> [WORK REQUIRED]
Check each line of the records below and collect those holding "color".

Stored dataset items
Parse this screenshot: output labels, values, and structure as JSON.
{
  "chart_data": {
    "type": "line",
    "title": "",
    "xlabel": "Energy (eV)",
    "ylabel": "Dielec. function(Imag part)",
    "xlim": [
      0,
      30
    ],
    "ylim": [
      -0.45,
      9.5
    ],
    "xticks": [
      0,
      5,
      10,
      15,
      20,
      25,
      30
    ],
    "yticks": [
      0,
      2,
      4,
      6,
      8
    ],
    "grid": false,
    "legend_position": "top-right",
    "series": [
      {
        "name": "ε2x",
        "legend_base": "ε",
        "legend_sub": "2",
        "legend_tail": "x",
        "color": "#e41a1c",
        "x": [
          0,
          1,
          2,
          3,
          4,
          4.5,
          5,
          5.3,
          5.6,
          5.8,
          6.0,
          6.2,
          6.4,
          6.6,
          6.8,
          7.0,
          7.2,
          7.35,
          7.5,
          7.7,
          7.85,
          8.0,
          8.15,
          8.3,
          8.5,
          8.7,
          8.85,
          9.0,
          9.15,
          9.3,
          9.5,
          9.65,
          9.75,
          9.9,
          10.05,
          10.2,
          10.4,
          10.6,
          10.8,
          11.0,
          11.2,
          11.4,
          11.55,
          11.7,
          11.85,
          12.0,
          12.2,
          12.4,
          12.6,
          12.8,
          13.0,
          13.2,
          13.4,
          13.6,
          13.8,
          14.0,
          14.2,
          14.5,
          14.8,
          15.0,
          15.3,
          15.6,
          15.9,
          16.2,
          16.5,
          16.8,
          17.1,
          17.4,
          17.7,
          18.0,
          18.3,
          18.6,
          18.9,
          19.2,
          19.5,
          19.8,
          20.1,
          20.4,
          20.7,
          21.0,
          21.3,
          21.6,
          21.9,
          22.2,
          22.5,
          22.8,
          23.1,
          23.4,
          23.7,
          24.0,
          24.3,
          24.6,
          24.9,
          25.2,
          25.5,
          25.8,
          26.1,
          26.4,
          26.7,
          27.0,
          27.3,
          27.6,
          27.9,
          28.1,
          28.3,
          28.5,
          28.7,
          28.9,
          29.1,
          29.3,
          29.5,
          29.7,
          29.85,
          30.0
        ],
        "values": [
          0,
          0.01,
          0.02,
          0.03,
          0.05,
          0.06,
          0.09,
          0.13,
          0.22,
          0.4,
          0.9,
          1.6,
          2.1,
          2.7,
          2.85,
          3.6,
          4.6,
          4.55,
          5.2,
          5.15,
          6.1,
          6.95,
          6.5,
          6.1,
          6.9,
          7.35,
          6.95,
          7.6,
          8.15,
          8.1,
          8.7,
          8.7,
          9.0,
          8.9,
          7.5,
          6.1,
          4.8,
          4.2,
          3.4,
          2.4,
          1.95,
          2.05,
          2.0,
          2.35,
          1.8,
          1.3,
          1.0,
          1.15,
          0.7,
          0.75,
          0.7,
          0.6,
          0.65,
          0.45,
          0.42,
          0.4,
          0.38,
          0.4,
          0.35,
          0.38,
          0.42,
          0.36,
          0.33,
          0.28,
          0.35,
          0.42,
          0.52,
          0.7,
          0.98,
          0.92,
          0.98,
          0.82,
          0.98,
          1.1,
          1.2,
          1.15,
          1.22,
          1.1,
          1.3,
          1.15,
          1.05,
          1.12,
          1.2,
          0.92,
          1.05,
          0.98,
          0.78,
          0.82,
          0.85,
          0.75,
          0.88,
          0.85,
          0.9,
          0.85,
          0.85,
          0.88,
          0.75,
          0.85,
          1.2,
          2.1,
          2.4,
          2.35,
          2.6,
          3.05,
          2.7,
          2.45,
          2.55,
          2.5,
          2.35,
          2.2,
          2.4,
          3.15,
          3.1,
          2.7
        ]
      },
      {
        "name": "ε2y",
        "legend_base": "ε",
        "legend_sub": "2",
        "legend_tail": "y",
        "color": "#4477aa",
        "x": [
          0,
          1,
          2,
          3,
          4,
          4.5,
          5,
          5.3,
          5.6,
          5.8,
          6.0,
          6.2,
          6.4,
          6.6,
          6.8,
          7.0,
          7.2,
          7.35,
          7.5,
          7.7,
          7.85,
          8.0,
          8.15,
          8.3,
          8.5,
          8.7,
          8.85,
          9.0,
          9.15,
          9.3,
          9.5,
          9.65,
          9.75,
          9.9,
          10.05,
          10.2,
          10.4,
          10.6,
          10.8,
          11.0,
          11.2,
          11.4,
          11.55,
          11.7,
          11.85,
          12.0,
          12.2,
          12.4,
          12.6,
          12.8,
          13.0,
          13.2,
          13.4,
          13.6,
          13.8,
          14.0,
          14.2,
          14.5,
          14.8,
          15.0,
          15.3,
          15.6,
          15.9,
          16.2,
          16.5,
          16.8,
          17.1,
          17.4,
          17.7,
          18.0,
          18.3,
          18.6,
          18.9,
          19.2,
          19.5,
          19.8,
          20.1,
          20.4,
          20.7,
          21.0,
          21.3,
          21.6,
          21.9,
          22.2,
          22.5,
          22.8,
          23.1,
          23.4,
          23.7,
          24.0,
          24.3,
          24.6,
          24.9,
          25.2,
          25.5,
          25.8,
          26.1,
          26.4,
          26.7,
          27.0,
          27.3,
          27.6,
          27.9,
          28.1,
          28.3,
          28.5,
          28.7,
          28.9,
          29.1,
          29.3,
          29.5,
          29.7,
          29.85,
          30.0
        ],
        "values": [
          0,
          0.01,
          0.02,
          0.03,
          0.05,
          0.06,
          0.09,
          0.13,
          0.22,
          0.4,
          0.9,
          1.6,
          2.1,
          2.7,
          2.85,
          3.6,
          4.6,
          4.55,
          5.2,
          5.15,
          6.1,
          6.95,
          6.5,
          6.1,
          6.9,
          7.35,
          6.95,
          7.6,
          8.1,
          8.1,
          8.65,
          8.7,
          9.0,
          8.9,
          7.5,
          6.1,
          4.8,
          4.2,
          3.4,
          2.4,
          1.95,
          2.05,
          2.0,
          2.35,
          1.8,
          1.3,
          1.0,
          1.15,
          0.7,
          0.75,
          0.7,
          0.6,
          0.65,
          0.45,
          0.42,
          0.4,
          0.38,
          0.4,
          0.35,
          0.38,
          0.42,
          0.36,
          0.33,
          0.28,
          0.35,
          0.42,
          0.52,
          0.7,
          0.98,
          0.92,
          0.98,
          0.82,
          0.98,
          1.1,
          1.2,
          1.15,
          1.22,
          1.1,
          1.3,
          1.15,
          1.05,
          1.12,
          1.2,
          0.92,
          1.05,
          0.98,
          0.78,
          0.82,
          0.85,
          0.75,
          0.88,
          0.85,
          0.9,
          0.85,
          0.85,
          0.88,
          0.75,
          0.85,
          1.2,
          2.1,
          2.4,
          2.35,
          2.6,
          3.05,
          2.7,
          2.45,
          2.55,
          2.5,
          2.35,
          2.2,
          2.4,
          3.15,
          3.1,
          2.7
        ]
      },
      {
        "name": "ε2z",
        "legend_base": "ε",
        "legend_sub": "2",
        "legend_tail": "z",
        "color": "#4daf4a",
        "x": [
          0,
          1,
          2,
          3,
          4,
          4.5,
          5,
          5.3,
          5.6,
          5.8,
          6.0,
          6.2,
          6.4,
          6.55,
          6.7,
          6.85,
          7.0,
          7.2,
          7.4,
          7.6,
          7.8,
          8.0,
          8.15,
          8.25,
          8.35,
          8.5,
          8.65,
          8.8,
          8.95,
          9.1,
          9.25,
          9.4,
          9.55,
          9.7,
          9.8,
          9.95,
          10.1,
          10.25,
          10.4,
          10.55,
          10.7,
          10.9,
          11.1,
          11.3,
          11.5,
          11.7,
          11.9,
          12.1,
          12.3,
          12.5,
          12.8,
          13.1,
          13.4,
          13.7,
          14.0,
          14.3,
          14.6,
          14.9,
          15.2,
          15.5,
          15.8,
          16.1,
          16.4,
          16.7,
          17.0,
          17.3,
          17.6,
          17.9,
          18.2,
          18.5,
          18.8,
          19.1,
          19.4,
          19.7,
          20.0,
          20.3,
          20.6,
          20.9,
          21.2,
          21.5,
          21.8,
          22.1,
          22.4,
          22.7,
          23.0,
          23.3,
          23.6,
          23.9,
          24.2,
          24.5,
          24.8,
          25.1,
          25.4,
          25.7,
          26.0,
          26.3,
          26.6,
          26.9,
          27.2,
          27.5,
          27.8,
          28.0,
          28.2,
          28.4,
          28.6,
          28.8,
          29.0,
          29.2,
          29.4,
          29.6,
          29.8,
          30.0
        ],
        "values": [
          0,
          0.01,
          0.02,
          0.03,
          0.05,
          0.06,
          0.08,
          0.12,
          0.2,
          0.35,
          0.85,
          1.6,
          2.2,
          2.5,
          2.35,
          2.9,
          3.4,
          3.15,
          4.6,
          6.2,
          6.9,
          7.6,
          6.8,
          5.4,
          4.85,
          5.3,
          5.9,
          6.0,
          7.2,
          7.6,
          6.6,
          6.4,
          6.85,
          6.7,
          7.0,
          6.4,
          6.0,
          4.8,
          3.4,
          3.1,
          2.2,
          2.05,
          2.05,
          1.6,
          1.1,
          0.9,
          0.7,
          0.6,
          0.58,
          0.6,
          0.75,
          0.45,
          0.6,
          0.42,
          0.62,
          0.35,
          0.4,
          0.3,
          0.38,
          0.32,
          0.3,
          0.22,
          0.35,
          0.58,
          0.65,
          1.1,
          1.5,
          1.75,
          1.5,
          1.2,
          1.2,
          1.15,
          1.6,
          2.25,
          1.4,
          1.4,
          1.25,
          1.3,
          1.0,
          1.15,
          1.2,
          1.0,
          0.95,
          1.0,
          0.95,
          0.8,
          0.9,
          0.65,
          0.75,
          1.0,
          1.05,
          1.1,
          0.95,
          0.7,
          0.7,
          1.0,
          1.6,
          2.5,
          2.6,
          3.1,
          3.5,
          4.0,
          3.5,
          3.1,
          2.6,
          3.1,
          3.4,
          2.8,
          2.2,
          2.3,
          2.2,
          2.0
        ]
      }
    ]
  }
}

> [THE SOLUTION]
        "color": "#e41a1c",
        "color": "#4477aa",
        "color": "#4daf4a",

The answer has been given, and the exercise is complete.